◆ **PROMPT**: Copy out each line of the material below with no changes.

─── EXERCISE DATA

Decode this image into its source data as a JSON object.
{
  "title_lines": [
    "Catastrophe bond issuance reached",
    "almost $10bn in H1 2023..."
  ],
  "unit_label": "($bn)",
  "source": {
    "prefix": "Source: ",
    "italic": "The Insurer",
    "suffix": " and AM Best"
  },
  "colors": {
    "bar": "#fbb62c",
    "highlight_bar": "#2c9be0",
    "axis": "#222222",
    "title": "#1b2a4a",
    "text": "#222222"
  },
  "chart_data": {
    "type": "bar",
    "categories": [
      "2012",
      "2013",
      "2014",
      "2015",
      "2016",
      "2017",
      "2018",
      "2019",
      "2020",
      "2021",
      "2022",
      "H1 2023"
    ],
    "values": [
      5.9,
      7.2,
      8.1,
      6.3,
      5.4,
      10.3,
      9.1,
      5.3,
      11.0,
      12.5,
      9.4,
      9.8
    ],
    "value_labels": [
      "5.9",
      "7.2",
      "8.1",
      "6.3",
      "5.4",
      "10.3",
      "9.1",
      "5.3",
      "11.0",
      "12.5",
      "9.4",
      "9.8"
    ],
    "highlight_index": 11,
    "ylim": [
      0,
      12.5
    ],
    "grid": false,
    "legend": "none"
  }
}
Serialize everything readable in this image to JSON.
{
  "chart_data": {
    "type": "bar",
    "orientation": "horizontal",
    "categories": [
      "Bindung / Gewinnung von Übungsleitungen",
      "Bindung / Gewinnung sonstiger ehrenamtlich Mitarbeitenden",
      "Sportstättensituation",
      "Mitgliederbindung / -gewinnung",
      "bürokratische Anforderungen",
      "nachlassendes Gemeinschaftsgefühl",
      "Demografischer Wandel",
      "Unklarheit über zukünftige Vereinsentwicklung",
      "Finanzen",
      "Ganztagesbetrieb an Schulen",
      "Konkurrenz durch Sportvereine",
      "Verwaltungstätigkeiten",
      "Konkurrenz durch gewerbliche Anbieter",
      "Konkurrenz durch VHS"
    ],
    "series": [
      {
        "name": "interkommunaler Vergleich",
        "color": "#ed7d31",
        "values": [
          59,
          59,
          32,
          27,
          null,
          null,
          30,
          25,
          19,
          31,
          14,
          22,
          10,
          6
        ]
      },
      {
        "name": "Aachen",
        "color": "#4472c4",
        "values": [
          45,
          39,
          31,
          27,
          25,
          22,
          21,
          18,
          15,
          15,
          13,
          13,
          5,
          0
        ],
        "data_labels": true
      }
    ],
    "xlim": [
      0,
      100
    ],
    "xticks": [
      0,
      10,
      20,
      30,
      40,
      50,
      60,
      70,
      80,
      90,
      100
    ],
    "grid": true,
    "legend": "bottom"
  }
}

──────

◆ **FULL OUTPUT**:
Decode this image into its source data as a JSON object.
{
  "title_lines": [
    "Catastrophe bond issuance reached",
    "almost $10bn in H1 2023..."
  ],
  "unit_label": "($bn)",
  "source": {
    "prefix": "Source: ",
    "italic": "The Insurer",
    "suffix": " and AM Best"
  },
  "colors": {
    "bar": "#fbb62c",
    "highlight_bar": "#2c9be0",
    "axis": "#222222",
    "title": "#1b2a4a",
    "text": "#222222"
  },
  "chart_data": {
    "type": "bar",
    "categories": [
      "2012",
      "2013",
      "2014",
      "2015",
      "2016",
      "2017",
      "2018",
      "2019",
      "2020",
      "2021",
      "2022",
      "H1 2023"
    ],
    "values": [
      5.9,
      7.2,
      8.1,
      6.3,
      5.4,
      10.3,
      9.1,
      5.3,
      11.0,
      12.5,
      9.4,
      9.8
    ],
    "value_labels": [
      "5.9",
      "7.2",
      "8.1",
      "6.3",
      "5.4",
      "10.3",
      "9.1",
      "5.3",
      "11.0",
      "12.5",
      "9.4",
      "9.8"
    ],
    "highlight_index": 11,
    "ylim": [
      0,
      12.5
    ],
    "grid": false,
    "legend": "none"
  }
}
Serialize everything readable in this image to JSON.
{
  "chart_data": {
    "type": "bar",
    "orientation": "horizontal",
    "categories": [
      "Bindung / Gewinnung von Übungsleitungen",
      "Bindung / Gewinnung sonstiger ehrenamtlich Mitarbeitenden",
      "Sportstättensituation",
      "Mitgliederbindung / -gewinnung",
      "bürokratische Anforderungen",
      "nachlassendes Gemeinschaftsgefühl",
      "Demografischer Wandel",
      "Unklarheit über zukünftige Vereinsentwicklung",
      "Finanzen",
      "Ganztagesbetrieb an Schulen",
      "Konkurrenz durch Sportvereine",
      "Verwaltungstätigkeiten",
      "Konkurrenz durch gewerbliche Anbieter",
      "Konkurrenz durch VHS"
    ],
    "series": [
      {
        "name": "interkommunaler Vergleich",
        "color": "#ed7d31",
        "values": [
          59,
          59,
          32,
          27,
          null,
          null,
          30,
          25,
          19,
          31,
          14,
          22,
          10,
          6
        ]
      },
      {
        "name": "Aachen",
        "color": "#4472c4",
        "values": [
          45,
          39,
          31,
          27,
          25,
          22,
          21,
          18,
          15,
          15,
          13,
          13,
          5,
          0
        ],
        "data_labels": true
      }
    ],
    "xlim": [
      0,
      100
    ],
    "xticks": [
      0,
      10,
      20,
      30,
      40,
      50,
      60,
      70,
      80,
      90,
      100
    ],
    "grid": true,
    "legend": "bottom"
  }
}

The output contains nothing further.